INPUT DATA
────
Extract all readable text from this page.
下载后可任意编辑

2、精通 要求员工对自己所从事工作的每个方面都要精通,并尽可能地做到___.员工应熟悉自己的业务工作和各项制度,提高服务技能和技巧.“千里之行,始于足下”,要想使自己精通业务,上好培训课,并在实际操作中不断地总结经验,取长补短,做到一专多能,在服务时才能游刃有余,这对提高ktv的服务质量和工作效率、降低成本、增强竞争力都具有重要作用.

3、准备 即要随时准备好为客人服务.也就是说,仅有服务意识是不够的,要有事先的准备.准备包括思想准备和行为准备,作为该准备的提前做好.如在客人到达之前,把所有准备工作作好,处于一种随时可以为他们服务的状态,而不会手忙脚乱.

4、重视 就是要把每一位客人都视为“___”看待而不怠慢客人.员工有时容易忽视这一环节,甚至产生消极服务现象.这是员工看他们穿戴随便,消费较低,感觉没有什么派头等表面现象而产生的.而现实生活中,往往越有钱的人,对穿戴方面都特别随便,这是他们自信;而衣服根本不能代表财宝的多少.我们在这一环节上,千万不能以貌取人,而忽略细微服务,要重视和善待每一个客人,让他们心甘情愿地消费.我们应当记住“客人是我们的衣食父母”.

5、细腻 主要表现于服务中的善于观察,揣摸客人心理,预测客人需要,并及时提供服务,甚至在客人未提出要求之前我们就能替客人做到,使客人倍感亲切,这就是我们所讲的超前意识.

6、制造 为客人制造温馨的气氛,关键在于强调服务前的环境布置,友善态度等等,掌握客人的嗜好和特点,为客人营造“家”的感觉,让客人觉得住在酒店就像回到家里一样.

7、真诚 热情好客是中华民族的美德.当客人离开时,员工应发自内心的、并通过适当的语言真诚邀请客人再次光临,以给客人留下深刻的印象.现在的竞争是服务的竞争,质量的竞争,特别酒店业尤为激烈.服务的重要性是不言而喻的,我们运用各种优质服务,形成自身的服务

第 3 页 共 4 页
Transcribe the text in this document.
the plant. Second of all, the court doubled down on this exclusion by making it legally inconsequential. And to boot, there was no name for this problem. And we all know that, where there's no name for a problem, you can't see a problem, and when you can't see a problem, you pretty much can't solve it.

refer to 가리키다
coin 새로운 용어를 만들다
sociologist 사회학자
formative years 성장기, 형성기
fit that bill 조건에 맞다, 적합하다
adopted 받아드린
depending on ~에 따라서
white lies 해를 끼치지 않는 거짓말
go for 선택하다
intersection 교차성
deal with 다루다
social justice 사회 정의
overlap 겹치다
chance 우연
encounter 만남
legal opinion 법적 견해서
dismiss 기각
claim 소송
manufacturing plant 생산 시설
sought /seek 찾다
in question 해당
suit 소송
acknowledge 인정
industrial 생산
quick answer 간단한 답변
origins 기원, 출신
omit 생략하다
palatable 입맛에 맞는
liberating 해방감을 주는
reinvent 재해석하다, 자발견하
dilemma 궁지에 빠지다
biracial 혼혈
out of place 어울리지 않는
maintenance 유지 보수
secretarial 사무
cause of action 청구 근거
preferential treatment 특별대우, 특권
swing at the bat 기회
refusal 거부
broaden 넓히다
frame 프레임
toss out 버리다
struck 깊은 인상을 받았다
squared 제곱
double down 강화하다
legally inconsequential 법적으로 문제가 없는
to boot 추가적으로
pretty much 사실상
────
Extract every record. Keep wording exact.

Extract all readable text from this page.
下载后可任意编辑

2、精通 要求员工对自己所从事工作的每个方面都要精通,并尽可能地做到___.员工应熟悉自己的业务工作和各项制度,提高服务技能和技巧.“千里之行,始于足下”,要想使自己精通业务,上好培训课,并在实际操作中不断地总结经验,取长补短,做到一专多能,在服务时才能游刃有余,这对提高ktv的服务质量和工作效率、降低成本、增强竞争力都具有重要作用.

3、准备 即要随时准备好为客人服务.也就是说,仅有服务意识是不够的,要有事先的准备.准备包括思想准备和行为准备,作为该准备的提前做好.如在客人到达之前,把所有准备工作作好,处于一种随时可以为他们服务的状态,而不会手忙脚乱.

4、重视 就是要把每一位客人都视为“___”看待而不怠慢客人.员工有时容易忽视这一环节,甚至产生消极服务现象.这是员工看他们穿戴随便,消费较低,感觉没有什么派头等表面现象而产生的.而现实生活中,往往越有钱的人,对穿戴方面都特别随便,这是他们自信;而衣服根本不能代表财宝的多少.我们在这一环节上,千万不能以貌取人,而忽略细微服务,要重视和善待每一个客人,让他们心甘情愿地消费.我们应当记住“客人是我们的衣食父母”.

5、细腻 主要表现于服务中的善于观察,揣摸客人心理,预测客人需要,并及时提供服务,甚至在客人未提出要求之前我们就能替客人做到,使客人倍感亲切,这就是我们所讲的超前意识.

6、制造 为客人制造温馨的气氛,关键在于强调服务前的环境布置,友善态度等等,掌握客人的嗜好和特点,为客人营造“家”的感觉,让客人觉得住在酒店就像回到家里一样.

7、真诚 热情好客是中华民族的美德.当客人离开时,员工应发自内心的、并通过适当的语言真诚邀请客人再次光临,以给客人留下深刻的印象.现在的竞争是服务的竞争,质量的竞争,特别酒店业尤为激烈.服务的重要性是不言而喻的,我们运用各种优质服务,形成自身的服务

第 3 页 共 4 页
Transcribe the text in this document.
the plant. Second of all, the court doubled down on this exclusion by making it legally inconsequential. And to boot, there was no name for this problem. And we all know that, where there's no name for a problem, you can't see a problem, and when you can't see a problem, you pretty much can't solve it.

refer to 가리키다
coin 새로운 용어를 만들다
sociologist 사회학자
formative years 성장기, 형성기
fit that bill 조건에 맞다, 적합하다
adopted 받아드린
depending on ~에 따라서
white lies 해를 끼치지 않는 거짓말
go for 선택하다
intersection 교차성
deal with 다루다
social justice 사회 정의
overlap 겹치다
chance 우연
encounter 만남
legal opinion 법적 견해서
dismiss 기각
claim 소송
manufacturing plant 생산 시설
sought /seek 찾다
in question 해당
suit 소송
acknowledge 인정
industrial 생산
quick answer 간단한 답변
origins 기원, 출신
omit 생략하다
palatable 입맛에 맞는
liberating 해방감을 주는
reinvent 재해석하다, 자발견하
dilemma 궁지에 빠지다
biracial 혼혈
out of place 어울리지 않는
maintenance 유지 보수
secretarial 사무
cause of action 청구 근거
preferential treatment 특별대우, 특권
swing at the bat 기회
refusal 거부
broaden 넓히다
frame 프레임
toss out 버리다
struck 깊은 인상을 받았다
squared 제곱
double down 강화하다
legally inconsequential 법적으로 문제가 없는
to boot 추가적으로
pretty much 사실상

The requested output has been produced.